[Goal]: Print the range of lines that opens with the line containing "What does this" and closes with the last line of the listing. Include both ends; print nothing more.

[Task input]:
• • • •
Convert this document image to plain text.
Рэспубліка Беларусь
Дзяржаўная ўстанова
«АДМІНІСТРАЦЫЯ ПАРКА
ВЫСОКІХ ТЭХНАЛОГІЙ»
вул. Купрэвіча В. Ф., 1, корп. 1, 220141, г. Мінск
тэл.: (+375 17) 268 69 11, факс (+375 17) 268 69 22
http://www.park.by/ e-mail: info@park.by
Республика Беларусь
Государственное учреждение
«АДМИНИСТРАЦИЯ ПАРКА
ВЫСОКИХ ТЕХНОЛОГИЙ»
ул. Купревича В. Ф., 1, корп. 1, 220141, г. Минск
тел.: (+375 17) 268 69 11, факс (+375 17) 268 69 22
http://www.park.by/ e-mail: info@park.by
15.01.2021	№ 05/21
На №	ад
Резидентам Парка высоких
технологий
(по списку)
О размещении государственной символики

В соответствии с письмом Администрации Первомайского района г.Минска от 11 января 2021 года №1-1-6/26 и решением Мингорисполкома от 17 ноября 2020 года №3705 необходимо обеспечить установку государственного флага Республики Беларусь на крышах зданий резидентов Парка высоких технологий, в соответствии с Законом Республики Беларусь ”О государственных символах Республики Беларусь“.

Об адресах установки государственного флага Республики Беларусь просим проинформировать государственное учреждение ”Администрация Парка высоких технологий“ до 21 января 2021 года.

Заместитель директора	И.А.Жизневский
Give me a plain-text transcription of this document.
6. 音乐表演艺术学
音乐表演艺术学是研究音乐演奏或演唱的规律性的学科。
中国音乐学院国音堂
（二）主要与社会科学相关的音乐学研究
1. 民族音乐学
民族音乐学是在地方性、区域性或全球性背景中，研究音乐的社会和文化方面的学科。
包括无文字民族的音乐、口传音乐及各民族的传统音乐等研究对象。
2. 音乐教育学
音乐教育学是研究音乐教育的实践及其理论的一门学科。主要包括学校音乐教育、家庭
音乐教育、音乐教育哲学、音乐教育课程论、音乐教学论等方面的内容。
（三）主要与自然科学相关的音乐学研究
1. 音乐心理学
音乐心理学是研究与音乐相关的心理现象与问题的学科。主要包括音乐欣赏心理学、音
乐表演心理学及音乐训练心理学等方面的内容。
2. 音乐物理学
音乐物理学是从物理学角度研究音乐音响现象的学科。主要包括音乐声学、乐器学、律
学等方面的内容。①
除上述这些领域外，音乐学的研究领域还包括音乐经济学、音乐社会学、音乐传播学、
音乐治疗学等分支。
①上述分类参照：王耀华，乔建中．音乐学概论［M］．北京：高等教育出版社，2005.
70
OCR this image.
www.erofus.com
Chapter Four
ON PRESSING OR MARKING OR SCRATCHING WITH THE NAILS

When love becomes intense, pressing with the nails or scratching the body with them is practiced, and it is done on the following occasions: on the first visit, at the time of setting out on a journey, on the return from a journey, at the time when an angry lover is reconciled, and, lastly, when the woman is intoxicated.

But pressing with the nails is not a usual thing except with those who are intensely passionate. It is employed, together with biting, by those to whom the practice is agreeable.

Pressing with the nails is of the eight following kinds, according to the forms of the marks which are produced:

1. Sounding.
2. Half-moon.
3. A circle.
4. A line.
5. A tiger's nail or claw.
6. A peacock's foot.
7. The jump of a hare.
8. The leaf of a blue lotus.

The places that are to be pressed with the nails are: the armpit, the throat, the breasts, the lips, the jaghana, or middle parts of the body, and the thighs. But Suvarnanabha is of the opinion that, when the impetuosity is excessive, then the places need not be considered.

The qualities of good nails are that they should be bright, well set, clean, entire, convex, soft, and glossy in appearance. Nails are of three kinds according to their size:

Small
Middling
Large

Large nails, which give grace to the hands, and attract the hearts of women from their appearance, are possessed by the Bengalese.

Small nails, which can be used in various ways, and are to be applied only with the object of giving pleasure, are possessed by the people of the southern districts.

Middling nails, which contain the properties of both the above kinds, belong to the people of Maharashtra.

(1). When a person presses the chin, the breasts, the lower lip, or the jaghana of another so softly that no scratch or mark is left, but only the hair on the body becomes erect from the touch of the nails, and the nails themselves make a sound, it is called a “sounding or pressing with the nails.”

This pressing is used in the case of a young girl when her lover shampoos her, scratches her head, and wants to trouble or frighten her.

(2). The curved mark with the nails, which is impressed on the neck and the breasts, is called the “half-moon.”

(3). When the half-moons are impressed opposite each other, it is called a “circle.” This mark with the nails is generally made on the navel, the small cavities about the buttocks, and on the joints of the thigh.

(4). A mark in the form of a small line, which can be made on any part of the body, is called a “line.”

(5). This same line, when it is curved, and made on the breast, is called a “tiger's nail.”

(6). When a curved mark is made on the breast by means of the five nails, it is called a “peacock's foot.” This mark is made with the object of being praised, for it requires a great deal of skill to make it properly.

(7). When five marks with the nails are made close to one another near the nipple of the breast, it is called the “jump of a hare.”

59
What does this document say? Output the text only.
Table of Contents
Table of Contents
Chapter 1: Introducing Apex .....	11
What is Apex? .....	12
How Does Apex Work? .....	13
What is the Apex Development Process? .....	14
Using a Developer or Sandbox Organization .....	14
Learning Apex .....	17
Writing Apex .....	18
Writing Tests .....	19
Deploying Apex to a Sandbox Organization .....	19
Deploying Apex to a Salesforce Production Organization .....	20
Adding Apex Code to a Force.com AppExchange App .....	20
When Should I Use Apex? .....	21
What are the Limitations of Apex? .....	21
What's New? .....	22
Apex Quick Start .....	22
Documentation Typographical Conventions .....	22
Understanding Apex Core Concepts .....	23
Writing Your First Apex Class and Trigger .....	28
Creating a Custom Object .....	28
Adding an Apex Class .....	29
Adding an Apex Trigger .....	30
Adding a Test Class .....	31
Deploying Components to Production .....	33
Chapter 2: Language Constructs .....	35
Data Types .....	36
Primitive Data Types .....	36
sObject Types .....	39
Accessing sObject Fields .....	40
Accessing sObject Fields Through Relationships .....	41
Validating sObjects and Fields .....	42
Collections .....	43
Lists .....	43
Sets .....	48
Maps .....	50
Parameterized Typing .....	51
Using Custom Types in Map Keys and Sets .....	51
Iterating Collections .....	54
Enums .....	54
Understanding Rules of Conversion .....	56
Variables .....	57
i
• • • •
[Exercise solution]:
What does this document say? Output the text only.
Table of Contents
Table of Contents
Chapter 1: Introducing Apex .....	11
What is Apex? .....	12
How Does Apex Work? .....	13
What is the Apex Development Process? .....	14
Using a Developer or Sandbox Organization .....	14
Learning Apex .....	17
Writing Apex .....	18
Writing Tests .....	19
Deploying Apex to a Sandbox Organization .....	19
Deploying Apex to a Salesforce Production Organization .....	20
Adding Apex Code to a Force.com AppExchange App .....	20
When Should I Use Apex? .....	21
What are the Limitations of Apex? .....	21
What's New? .....	22
Apex Quick Start .....	22
Documentation Typographical Conventions .....	22
Understanding Apex Core Concepts .....	23
Writing Your First Apex Class and Trigger .....	28
Creating a Custom Object .....	28
Adding an Apex Class .....	29
Adding an Apex Trigger .....	30
Adding a Test Class .....	31
Deploying Components to Production .....	33
Chapter 2: Language Constructs .....	35
Data Types .....	36
Primitive Data Types .....	36
sObject Types .....	39
Accessing sObject Fields .....	40
Accessing sObject Fields Through Relationships .....	41
Validating sObjects and Fields .....	42
Collections .....	43
Lists .....	43
Sets .....	48
Maps .....	50
Parameterized Typing .....	51
Using Custom Types in Map Keys and Sets .....	51
Iterating Collections .....	54
Enums .....	54
Understanding Rules of Conversion .....	56
Variables .....	57
i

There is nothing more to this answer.